- [Work instructions]:
Will you print the material below without altering a single character?

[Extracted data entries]
★ ★ ★ ★ ★
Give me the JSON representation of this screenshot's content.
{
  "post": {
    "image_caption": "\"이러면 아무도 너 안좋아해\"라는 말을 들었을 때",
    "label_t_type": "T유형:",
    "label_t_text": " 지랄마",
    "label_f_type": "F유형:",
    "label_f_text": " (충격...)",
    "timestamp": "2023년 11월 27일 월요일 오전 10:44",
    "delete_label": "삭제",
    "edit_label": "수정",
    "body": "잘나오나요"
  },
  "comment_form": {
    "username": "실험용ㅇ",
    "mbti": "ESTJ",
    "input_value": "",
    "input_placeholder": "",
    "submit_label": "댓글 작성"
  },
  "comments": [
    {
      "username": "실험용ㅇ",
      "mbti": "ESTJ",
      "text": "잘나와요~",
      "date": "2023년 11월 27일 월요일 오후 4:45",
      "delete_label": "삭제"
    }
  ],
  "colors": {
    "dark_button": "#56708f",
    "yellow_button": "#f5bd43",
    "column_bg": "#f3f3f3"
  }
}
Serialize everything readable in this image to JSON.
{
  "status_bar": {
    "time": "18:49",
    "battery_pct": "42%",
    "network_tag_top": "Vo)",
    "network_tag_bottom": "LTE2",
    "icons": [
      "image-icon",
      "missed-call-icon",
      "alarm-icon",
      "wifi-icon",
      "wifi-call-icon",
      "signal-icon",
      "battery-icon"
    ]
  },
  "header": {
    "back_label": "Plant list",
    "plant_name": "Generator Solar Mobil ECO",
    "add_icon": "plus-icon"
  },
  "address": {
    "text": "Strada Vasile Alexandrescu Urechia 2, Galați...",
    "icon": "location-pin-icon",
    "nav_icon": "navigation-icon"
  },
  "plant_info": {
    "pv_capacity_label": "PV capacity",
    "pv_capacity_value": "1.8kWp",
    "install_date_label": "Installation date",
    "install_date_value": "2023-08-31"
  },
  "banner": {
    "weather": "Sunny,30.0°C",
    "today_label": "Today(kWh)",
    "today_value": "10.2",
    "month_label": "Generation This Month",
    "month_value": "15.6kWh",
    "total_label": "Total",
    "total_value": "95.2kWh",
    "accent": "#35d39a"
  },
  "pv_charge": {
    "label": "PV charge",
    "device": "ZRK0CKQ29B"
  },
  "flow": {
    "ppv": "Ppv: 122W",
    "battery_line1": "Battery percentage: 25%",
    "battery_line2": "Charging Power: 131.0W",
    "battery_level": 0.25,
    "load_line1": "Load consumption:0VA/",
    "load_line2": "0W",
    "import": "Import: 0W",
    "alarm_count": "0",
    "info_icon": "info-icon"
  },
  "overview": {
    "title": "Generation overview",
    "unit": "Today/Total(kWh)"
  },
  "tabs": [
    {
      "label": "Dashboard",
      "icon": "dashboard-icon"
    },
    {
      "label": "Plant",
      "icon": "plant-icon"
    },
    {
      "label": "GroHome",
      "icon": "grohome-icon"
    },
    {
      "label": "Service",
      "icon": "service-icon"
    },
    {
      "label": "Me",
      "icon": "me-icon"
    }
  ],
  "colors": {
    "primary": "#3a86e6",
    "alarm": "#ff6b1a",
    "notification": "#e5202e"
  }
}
★ ★ ★ ★ ★
- [Response to this task]:
Give me the JSON representation of this screenshot's content.
{
  "post": {
    "image_caption": "\"이러면 아무도 너 안좋아해\"라는 말을 들었을 때",
    "label_t_type": "T유형:",
    "label_t_text": " 지랄마",
    "label_f_type": "F유형:",
    "label_f_text": " (충격...)",
    "timestamp": "2023년 11월 27일 월요일 오전 10:44",
    "delete_label": "삭제",
    "edit_label": "수정",
    "body": "잘나오나요"
  },
  "comment_form": {
    "username": "실험용ㅇ",
    "mbti": "ESTJ",
    "input_value": "",
    "input_placeholder": "",
    "submit_label": "댓글 작성"
  },
  "comments": [
    {
      "username": "실험용ㅇ",
      "mbti": "ESTJ",
      "text": "잘나와요~",
      "date": "2023년 11월 27일 월요일 오후 4:45",
      "delete_label": "삭제"
    }
  ],
  "colors": {
    "dark_button": "#56708f",
    "yellow_button": "#f5bd43",
    "column_bg": "#f3f3f3"
  }
}
Serialize everything readable in this image to JSON.
{
  "status_bar": {
    "time": "18:49",
    "battery_pct": "42%",
    "network_tag_top": "Vo)",
    "network_tag_bottom": "LTE2",
    "icons": [
      "image-icon",
      "missed-call-icon",
      "alarm-icon",
      "wifi-icon",
      "wifi-call-icon",
      "signal-icon",
      "battery-icon"
    ]
  },
  "header": {
    "back_label": "Plant list",
    "plant_name": "Generator Solar Mobil ECO",
    "add_icon": "plus-icon"
  },
  "address": {
    "text": "Strada Vasile Alexandrescu Urechia 2, Galați...",
    "icon": "location-pin-icon",
    "nav_icon": "navigation-icon"
  },
  "plant_info": {
    "pv_capacity_label": "PV capacity",
    "pv_capacity_value": "1.8kWp",
    "install_date_label": "Installation date",
    "install_date_value": "2023-08-31"
  },
  "banner": {
    "weather": "Sunny,30.0°C",
    "today_label": "Today(kWh)",
    "today_value": "10.2",
    "month_label": "Generation This Month",
    "month_value": "15.6kWh",
    "total_label": "Total",
    "total_value": "95.2kWh",
    "accent": "#35d39a"
  },
  "pv_charge": {
    "label": "PV charge",
    "device": "ZRK0CKQ29B"
  },
  "flow": {
    "ppv": "Ppv: 122W",
    "battery_line1": "Battery percentage: 25%",
    "battery_line2": "Charging Power: 131.0W",
    "battery_level": 0.25,
    "load_line1": "Load consumption:0VA/",
    "load_line2": "0W",
    "import": "Import: 0W",
    "alarm_count": "0",
    "info_icon": "info-icon"
  },
  "overview": {
    "title": "Generation overview",
    "unit": "Today/Total(kWh)"
  },
  "tabs": [
    {
      "label": "Dashboard",
      "icon": "dashboard-icon"
    },
    {
      "label": "Plant",
      "icon": "plant-icon"
    },
    {
      "label": "GroHome",
      "icon": "grohome-icon"
    },
    {
      "label": "Service",
      "icon": "service-icon"
    },
    {
      "label": "Me",
      "icon": "me-icon"
    }
  ],
  "colors": {
    "primary": "#3a86e6",
    "alarm": "#ff6b1a",
    "notification": "#e5202e"
  }
}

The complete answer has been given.